↓

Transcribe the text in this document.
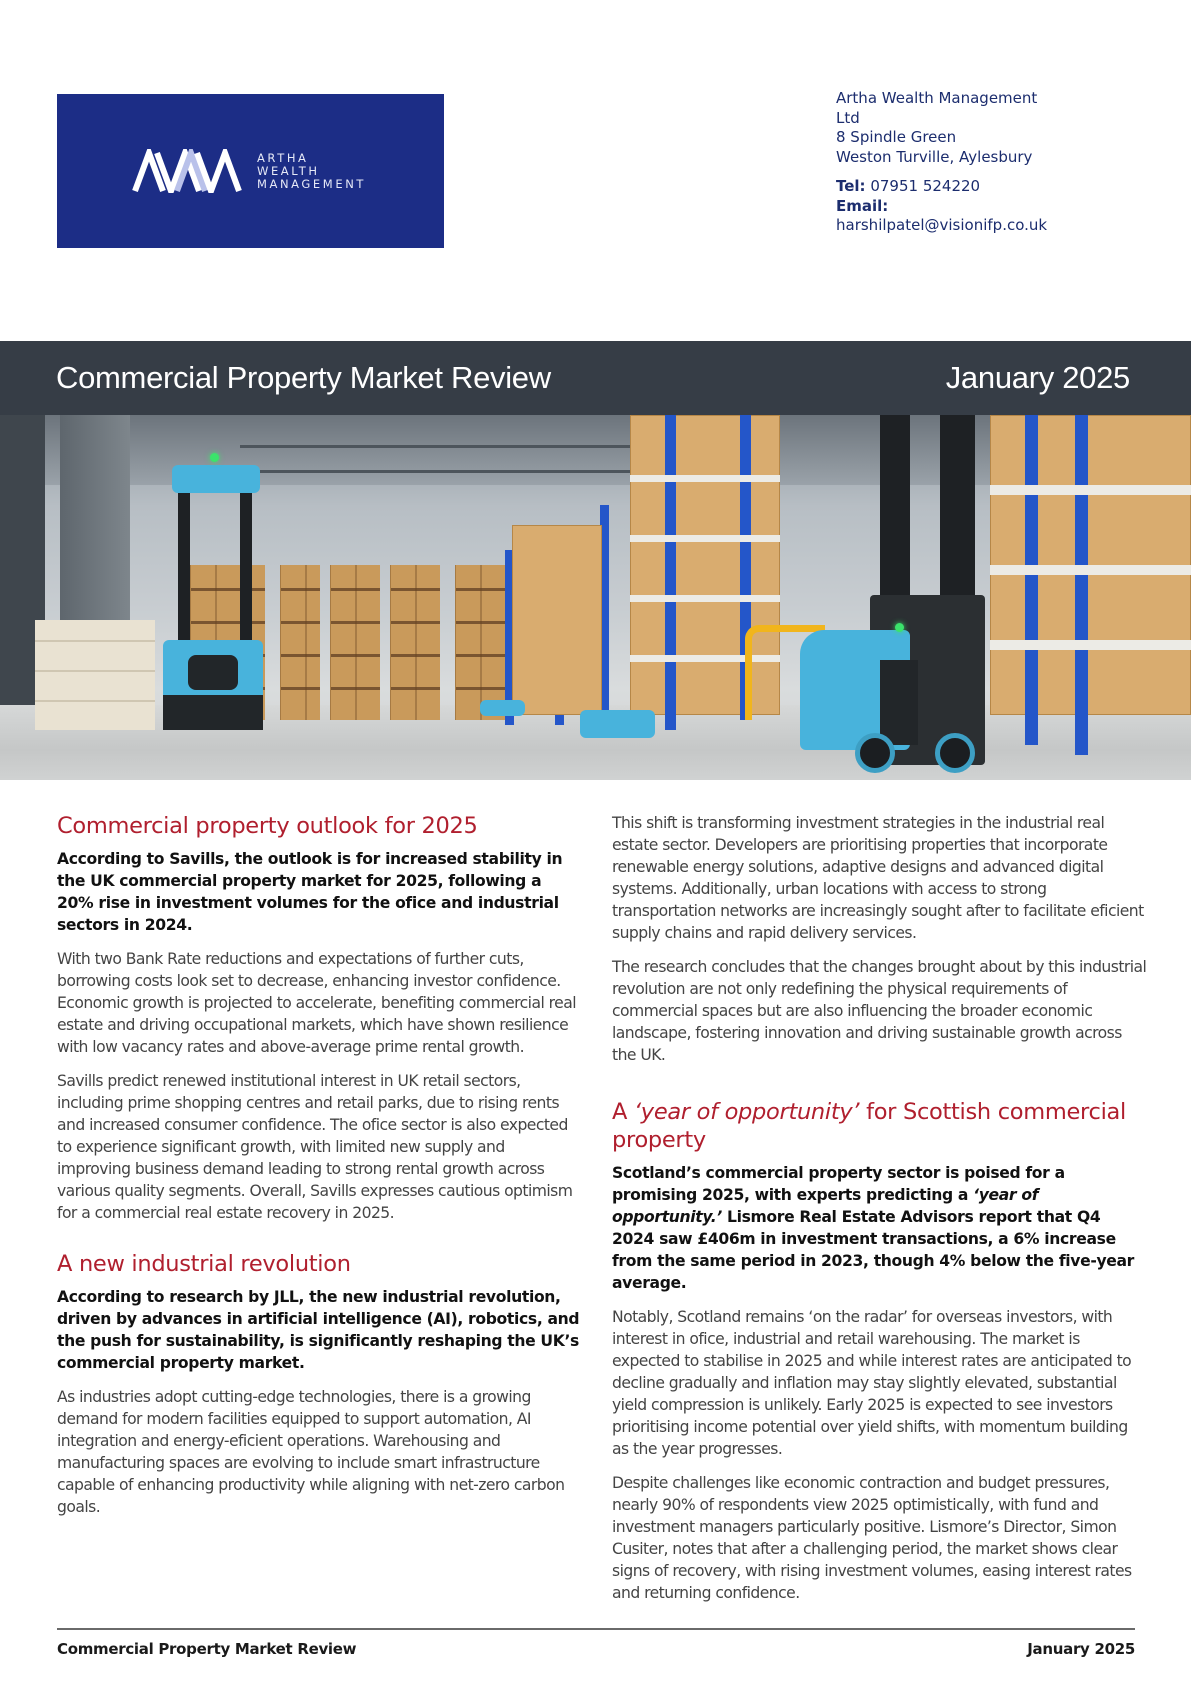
ARTHA
WEALTH
MANAGEMENT
Artha Wealth Management
Ltd
8 Spindle Green
Weston Turville, Aylesbury
Tel: 07951 524220
Email:
harshilpatel@visionifp.co.uk
Commercial Property Market Review	January 2025
Commercial property outlook for 2025

According to Savills, the outlook is for increased stability in the UK commercial property market for 2025, following a 20% rise in investment volumes for the ofice and industrial sectors in 2024.

With two Bank Rate reductions and expectations of further cuts, borrowing costs look set to decrease, enhancing investor confidence. Economic growth is projected to accelerate, benefiting commercial real estate and driving occupational markets, which have shown resilience with low vacancy rates and above-average prime rental growth.

Savills predict renewed institutional interest in UK retail sectors, including prime shopping centres and retail parks, due to rising rents and increased consumer confidence. The ofice sector is also expected to experience significant growth, with limited new supply and improving business demand leading to strong rental growth across various quality segments. Overall, Savills expresses cautious optimism for a commercial real estate recovery in 2025.

A new industrial revolution

According to research by JLL, the new industrial revolution, driven by advances in artificial intelligence (AI), robotics, and the push for sustainability, is significantly reshaping the UK’s commercial property market.

As industries adopt cutting-edge technologies, there is a growing demand for modern facilities equipped to support automation, AI integration and energy-eficient operations. Warehousing and manufacturing spaces are evolving to include smart infrastructure capable of enhancing productivity while aligning with net-zero carbon goals.

This shift is transforming investment strategies in the industrial real estate sector. Developers are prioritising properties that incorporate renewable energy solutions, adaptive designs and advanced digital systems. Additionally, urban locations with access to strong transportation networks are increasingly sought after to facilitate eficient supply chains and rapid delivery services.

The research concludes that the changes brought about by this industrial revolution are not only redefining the physical requirements of commercial spaces but are also influencing the broader economic landscape, fostering innovation and driving sustainable growth across the UK.

A ‘year of opportunity’ for Scottish commercial property

Scotland’s commercial property sector is poised for a promising 2025, with experts predicting a ‘year of opportunity.’ Lismore Real Estate Advisors report that Q4 2024 saw £406m in investment transactions, a 6% increase from the same period in 2023, though 4% below the five-year average.

Notably, Scotland remains ‘on the radar’ for overseas investors, with interest in ofice, industrial and retail warehousing. The market is expected to stabilise in 2025 and while interest rates are anticipated to decline gradually and inflation may stay slightly elevated, substantial yield compression is unlikely. Early 2025 is expected to see investors prioritising income potential over yield shifts, with momentum building as the year progresses.

Despite challenges like economic contraction and budget pressures, nearly 90% of respondents view 2025 optimistically, with fund and investment managers particularly positive. Lismore’s Director, Simon Cusiter, notes that after a challenging period, the market shows clear signs of recovery, with rising investment volumes, easing interest rates and returning confidence.

Commercial Property Market Review	January 2025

↑

# [Exercise aim]
Write out the whole listing again, exactly, with no pictures.

# [Result of this exercise]
Transcribe the text in this document.
ARTHA
WEALTH
MANAGEMENT
Artha Wealth Management
Ltd
8 Spindle Green
Weston Turville, Aylesbury
Tel: 07951 524220
Email:
harshilpatel@visionifp.co.uk
Commercial Property Market Review	January 2025
Commercial property outlook for 2025

According to Savills, the outlook is for increased stability in the UK commercial property market for 2025, following a 20% rise in investment volumes for the ofice and industrial sectors in 2024.

With two Bank Rate reductions and expectations of further cuts, borrowing costs look set to decrease, enhancing investor confidence. Economic growth is projected to accelerate, benefiting commercial real estate and driving occupational markets, which have shown resilience with low vacancy rates and above-average prime rental growth.

Savills predict renewed institutional interest in UK retail sectors, including prime shopping centres and retail parks, due to rising rents and increased consumer confidence. The ofice sector is also expected to experience significant growth, with limited new supply and improving business demand leading to strong rental growth across various quality segments. Overall, Savills expresses cautious optimism for a commercial real estate recovery in 2025.

A new industrial revolution

According to research by JLL, the new industrial revolution, driven by advances in artificial intelligence (AI), robotics, and the push for sustainability, is significantly reshaping the UK’s commercial property market.

As industries adopt cutting-edge technologies, there is a growing demand for modern facilities equipped to support automation, AI integration and energy-eficient operations. Warehousing and manufacturing spaces are evolving to include smart infrastructure capable of enhancing productivity while aligning with net-zero carbon goals.

This shift is transforming investment strategies in the industrial real estate sector. Developers are prioritising properties that incorporate renewable energy solutions, adaptive designs and advanced digital systems. Additionally, urban locations with access to strong transportation networks are increasingly sought after to facilitate eficient supply chains and rapid delivery services.

The research concludes that the changes brought about by this industrial revolution are not only redefining the physical requirements of commercial spaces but are also influencing the broader economic landscape, fostering innovation and driving sustainable growth across the UK.

A ‘year of opportunity’ for Scottish commercial property

Scotland’s commercial property sector is poised for a promising 2025, with experts predicting a ‘year of opportunity.’ Lismore Real Estate Advisors report that Q4 2024 saw £406m in investment transactions, a 6% increase from the same period in 2023, though 4% below the five-year average.

Notably, Scotland remains ‘on the radar’ for overseas investors, with interest in ofice, industrial and retail warehousing. The market is expected to stabilise in 2025 and while interest rates are anticipated to decline gradually and inflation may stay slightly elevated, substantial yield compression is unlikely. Early 2025 is expected to see investors prioritising income potential over yield shifts, with momentum building as the year progresses.

Despite challenges like economic contraction and budget pressures, nearly 90% of respondents view 2025 optimistically, with fund and investment managers particularly positive. Lismore’s Director, Simon Cusiter, notes that after a challenging period, the market shows clear signs of recovery, with rising investment volumes, easing interest rates and returning confidence.

Commercial Property Market Review	January 2025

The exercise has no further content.